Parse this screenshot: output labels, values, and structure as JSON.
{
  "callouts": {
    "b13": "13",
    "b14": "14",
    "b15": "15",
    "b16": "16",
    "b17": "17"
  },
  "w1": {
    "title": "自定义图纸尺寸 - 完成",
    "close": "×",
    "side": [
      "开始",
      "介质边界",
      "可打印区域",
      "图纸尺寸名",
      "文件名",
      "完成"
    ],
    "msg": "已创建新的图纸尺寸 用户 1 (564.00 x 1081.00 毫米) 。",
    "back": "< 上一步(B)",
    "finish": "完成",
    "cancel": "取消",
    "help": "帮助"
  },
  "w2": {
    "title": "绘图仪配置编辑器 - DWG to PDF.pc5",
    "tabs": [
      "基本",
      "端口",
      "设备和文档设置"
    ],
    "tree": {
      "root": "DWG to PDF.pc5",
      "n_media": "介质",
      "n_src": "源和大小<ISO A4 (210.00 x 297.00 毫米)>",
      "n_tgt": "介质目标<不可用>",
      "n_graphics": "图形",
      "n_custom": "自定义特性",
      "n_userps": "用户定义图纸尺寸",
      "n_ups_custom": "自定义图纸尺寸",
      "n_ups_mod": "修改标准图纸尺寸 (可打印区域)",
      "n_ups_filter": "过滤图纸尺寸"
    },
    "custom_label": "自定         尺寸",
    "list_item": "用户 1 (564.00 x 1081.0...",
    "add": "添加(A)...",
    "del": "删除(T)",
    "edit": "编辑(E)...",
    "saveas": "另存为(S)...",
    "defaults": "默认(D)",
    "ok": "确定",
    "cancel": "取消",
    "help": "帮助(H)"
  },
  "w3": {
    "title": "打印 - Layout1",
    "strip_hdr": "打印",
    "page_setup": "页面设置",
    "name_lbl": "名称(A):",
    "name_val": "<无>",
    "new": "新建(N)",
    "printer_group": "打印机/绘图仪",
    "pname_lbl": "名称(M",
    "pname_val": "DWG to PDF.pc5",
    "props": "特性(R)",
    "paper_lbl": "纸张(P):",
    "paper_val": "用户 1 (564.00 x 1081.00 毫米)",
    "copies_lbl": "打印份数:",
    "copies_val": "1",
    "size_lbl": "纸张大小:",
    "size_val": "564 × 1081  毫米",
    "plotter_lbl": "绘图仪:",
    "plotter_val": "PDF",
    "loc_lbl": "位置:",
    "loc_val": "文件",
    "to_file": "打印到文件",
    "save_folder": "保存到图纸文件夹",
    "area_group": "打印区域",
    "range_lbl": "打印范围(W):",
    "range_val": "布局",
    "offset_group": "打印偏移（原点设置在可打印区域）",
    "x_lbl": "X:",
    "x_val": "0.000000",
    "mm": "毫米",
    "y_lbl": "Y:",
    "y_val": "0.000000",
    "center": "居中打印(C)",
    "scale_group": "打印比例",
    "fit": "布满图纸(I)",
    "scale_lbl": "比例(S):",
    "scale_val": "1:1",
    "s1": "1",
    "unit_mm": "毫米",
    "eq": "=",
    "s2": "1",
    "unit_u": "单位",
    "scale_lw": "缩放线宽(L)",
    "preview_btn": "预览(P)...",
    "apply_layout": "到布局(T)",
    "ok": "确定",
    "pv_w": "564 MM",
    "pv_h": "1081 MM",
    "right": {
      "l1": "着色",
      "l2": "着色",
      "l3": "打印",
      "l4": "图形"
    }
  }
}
━━━━━━━━
Write out the entries above word for word.

- _RESPONSE FOR THIS EXERCISE_
Parse this screenshot: output labels, values, and structure as JSON.
{
  "callouts": {
    "b13": "13",
    "b14": "14",
    "b15": "15",
    "b16": "16",
    "b17": "17"
  },
  "w1": {
    "title": "自定义图纸尺寸 - 完成",
    "close": "×",
    "side": [
      "开始",
      "介质边界",
      "可打印区域",
      "图纸尺寸名",
      "文件名",
      "完成"
    ],
    "msg": "已创建新的图纸尺寸 用户 1 (564.00 x 1081.00 毫米) 。",
    "back": "< 上一步(B)",
    "finish": "完成",
    "cancel": "取消",
    "help": "帮助"
  },
  "w2": {
    "title": "绘图仪配置编辑器 - DWG to PDF.pc5",
    "tabs": [
      "基本",
      "端口",
      "设备和文档设置"
    ],
    "tree": {
      "root": "DWG to PDF.pc5",
      "n_media": "介质",
      "n_src": "源和大小<ISO A4 (210.00 x 297.00 毫米)>",
      "n_tgt": "介质目标<不可用>",
      "n_graphics": "图形",
      "n_custom": "自定义特性",
      "n_userps": "用户定义图纸尺寸",
      "n_ups_custom": "自定义图纸尺寸",
      "n_ups_mod": "修改标准图纸尺寸 (可打印区域)",
      "n_ups_filter": "过滤图纸尺寸"
    },
    "custom_label": "自定         尺寸",
    "list_item": "用户 1 (564.00 x 1081.0...",
    "add": "添加(A)...",
    "del": "删除(T)",
    "edit": "编辑(E)...",
    "saveas": "另存为(S)...",
    "defaults": "默认(D)",
    "ok": "确定",
    "cancel": "取消",
    "help": "帮助(H)"
  },
  "w3": {
    "title": "打印 - Layout1",
    "strip_hdr": "打印",
    "page_setup": "页面设置",
    "name_lbl": "名称(A):",
    "name_val": "<无>",
    "new": "新建(N)",
    "printer_group": "打印机/绘图仪",
    "pname_lbl": "名称(M",
    "pname_val": "DWG to PDF.pc5",
    "props": "特性(R)",
    "paper_lbl": "纸张(P):",
    "paper_val": "用户 1 (564.00 x 1081.00 毫米)",
    "copies_lbl": "打印份数:",
    "copies_val": "1",
    "size_lbl": "纸张大小:",
    "size_val": "564 × 1081  毫米",
    "plotter_lbl": "绘图仪:",
    "plotter_val": "PDF",
    "loc_lbl": "位置:",
    "loc_val": "文件",
    "to_file": "打印到文件",
    "save_folder": "保存到图纸文件夹",
    "area_group": "打印区域",
    "range_lbl": "打印范围(W):",
    "range_val": "布局",
    "offset_group": "打印偏移（原点设置在可打印区域）",
    "x_lbl": "X:",
    "x_val": "0.000000",
    "mm": "毫米",
    "y_lbl": "Y:",
    "y_val": "0.000000",
    "center": "居中打印(C)",
    "scale_group": "打印比例",
    "fit": "布满图纸(I)",
    "scale_lbl": "比例(S):",
    "scale_val": "1:1",
    "s1": "1",
    "unit_mm": "毫米",
    "eq": "=",
    "s2": "1",
    "unit_u": "单位",
    "scale_lw": "缩放线宽(L)",
    "preview_btn": "预览(P)...",
    "apply_layout": "到布局(T)",
    "ok": "确定",
    "pv_w": "564 MM",
    "pv_h": "1081 MM",
    "right": {
      "l1": "着色",
      "l2": "着色",
      "l3": "打印",
      "l4": "图形"
    }
  }
}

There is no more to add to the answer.